### SHORT TASK
Pick out the lines below with "Cognitive" and list them.

### Dataset entries
>> BEGIN
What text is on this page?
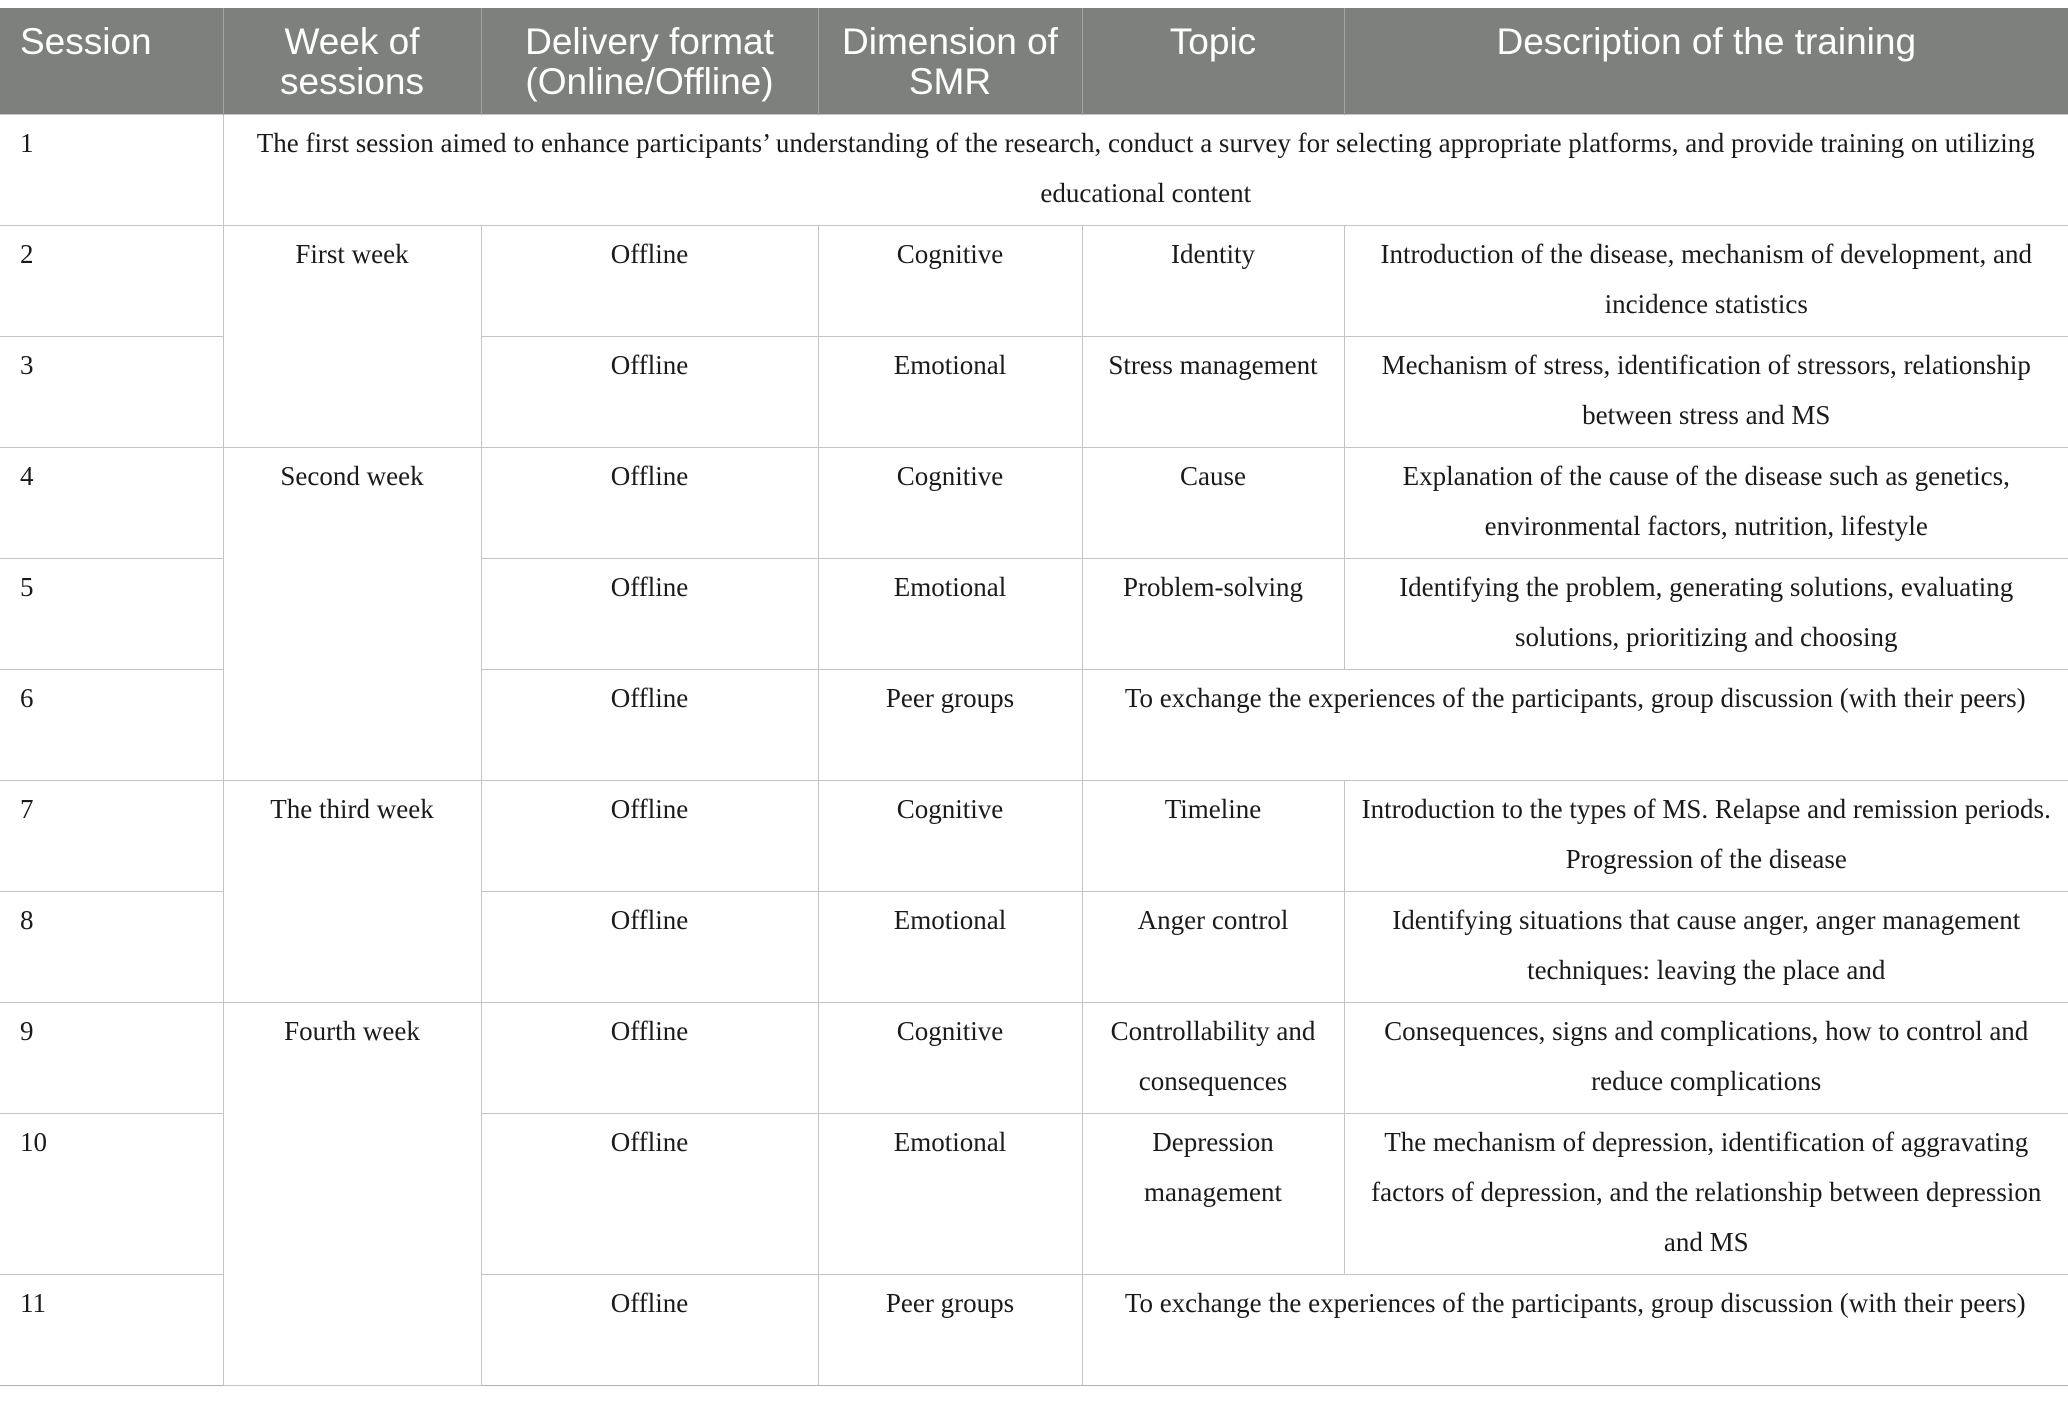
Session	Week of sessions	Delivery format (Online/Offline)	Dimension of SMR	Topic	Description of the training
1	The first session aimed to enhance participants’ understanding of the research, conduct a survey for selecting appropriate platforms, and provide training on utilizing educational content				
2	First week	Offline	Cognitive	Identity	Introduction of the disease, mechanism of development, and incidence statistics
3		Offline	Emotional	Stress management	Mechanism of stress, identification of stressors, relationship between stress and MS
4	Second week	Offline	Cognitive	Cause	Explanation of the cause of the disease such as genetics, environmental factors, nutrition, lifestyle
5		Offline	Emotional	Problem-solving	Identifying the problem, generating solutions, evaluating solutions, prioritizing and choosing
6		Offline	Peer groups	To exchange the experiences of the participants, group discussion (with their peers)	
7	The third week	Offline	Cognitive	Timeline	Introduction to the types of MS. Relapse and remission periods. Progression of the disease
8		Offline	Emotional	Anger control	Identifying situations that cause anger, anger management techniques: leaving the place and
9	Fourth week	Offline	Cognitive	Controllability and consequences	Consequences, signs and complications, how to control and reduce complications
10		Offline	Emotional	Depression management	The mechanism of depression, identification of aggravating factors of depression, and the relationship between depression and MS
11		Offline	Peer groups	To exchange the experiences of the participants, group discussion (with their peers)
>> END
>> BEGIN
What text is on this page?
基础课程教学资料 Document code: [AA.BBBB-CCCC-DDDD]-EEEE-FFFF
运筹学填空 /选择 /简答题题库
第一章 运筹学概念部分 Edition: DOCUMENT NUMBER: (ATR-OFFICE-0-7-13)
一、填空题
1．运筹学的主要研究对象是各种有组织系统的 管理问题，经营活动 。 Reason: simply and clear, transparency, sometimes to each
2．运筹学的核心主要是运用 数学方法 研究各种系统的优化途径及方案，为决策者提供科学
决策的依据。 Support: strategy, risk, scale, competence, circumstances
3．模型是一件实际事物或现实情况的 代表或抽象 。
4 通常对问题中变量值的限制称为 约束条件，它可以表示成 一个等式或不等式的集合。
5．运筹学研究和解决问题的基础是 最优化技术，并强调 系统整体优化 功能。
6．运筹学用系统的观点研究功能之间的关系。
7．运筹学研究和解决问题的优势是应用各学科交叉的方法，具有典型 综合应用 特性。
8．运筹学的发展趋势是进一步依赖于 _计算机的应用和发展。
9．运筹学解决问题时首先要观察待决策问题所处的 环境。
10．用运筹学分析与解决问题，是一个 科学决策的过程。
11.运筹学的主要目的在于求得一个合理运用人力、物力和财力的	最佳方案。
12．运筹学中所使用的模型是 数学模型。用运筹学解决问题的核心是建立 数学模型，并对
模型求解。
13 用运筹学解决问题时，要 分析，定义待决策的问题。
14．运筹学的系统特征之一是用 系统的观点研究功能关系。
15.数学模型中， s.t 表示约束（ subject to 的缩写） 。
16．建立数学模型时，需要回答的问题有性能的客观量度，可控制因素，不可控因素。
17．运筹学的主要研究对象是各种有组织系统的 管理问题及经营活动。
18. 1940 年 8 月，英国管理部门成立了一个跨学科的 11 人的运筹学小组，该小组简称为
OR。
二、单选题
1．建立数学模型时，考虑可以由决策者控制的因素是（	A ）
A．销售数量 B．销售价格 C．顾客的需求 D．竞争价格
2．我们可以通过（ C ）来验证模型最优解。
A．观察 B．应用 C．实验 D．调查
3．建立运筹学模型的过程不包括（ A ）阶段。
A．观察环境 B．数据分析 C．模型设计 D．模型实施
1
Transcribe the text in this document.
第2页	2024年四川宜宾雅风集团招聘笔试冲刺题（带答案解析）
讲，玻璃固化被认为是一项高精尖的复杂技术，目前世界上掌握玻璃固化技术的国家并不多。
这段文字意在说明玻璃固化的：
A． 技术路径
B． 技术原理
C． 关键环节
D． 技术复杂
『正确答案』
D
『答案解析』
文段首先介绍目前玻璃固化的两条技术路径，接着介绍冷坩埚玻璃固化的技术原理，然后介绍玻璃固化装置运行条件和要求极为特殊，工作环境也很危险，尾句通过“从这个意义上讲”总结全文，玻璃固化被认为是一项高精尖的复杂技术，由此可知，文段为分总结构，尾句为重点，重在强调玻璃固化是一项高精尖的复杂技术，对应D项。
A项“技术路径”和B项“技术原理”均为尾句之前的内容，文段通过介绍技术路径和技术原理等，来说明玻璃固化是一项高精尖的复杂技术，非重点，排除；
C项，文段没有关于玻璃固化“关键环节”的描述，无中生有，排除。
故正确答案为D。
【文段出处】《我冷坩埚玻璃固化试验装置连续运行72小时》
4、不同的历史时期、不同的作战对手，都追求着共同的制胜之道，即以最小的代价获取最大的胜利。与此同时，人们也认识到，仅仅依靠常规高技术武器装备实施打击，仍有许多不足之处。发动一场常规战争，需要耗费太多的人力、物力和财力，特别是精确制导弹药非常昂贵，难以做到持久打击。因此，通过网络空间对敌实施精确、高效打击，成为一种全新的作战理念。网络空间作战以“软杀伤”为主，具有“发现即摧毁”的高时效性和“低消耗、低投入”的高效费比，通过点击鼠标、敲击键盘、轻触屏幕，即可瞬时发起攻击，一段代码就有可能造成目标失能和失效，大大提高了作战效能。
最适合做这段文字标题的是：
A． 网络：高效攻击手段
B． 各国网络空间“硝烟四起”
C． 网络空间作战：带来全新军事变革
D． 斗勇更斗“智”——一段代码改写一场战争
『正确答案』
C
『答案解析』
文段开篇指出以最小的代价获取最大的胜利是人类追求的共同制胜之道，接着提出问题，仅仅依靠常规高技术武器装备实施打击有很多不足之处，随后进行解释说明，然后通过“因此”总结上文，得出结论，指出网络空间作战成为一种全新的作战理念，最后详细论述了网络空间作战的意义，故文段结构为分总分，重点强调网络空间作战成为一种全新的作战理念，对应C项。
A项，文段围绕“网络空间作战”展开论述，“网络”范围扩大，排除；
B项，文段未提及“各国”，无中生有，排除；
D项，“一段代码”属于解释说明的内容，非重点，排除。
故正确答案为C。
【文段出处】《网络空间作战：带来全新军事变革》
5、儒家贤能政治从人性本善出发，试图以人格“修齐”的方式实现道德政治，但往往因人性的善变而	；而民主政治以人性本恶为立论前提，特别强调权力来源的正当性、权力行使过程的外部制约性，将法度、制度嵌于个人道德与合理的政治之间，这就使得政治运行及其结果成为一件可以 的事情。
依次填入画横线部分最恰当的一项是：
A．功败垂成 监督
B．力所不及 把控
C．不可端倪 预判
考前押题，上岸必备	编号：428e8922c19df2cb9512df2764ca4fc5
>> END
### RESULT OF THIS TASK
2	First week	Offline	Cognitive	Identity	Introduction of the disease, mechanism of development, and incidence statistics
4	Second week	Offline	Cognitive	Cause	Explanation of the cause of the disease such as genetics, environmental factors, nutrition, lifestyle
7	The third week	Offline	Cognitive	Timeline	Introduction to the types of MS. Relapse and remission periods. Progression of the disease
9	Fourth week	Offline	Cognitive	Controllability and consequences	Consequences, signs and complications, how to control and reduce complications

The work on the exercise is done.